Saved data entries:

* BEGIN *

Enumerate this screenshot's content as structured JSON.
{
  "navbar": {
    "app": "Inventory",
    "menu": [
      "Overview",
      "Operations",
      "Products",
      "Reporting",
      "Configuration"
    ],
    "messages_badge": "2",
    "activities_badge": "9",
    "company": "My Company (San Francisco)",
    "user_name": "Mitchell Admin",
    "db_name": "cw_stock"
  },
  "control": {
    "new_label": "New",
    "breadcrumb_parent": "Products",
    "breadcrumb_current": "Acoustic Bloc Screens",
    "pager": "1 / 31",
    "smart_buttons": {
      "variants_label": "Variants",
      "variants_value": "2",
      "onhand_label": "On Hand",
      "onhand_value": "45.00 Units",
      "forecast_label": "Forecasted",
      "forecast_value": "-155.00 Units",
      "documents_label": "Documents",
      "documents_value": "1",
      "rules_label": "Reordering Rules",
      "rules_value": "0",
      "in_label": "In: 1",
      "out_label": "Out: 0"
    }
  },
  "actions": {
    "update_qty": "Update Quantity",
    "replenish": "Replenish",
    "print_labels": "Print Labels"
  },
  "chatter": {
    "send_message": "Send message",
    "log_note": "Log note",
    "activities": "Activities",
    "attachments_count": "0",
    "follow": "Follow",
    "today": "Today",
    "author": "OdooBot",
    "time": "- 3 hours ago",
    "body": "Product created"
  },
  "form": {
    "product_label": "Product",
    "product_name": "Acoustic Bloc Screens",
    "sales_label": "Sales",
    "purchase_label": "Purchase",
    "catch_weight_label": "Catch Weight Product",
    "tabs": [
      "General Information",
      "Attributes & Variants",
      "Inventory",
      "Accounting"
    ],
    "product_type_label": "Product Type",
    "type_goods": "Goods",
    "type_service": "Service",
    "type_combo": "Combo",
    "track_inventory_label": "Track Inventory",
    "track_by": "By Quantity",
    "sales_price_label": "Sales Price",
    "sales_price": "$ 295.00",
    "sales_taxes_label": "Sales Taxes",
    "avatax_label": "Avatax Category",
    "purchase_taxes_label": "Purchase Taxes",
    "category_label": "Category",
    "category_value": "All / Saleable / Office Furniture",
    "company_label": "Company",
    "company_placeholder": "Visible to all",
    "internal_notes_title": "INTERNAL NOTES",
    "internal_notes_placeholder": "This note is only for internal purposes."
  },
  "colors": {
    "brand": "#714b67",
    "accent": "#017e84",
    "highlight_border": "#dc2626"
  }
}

* END *

Requirement: Out of the records, collect only those lines that contain the string "Bloc".

Answer to this exercise:
    "breadcrumb_current": "Acoustic Bloc Screens",
    "product_name": "Acoustic Bloc Screens",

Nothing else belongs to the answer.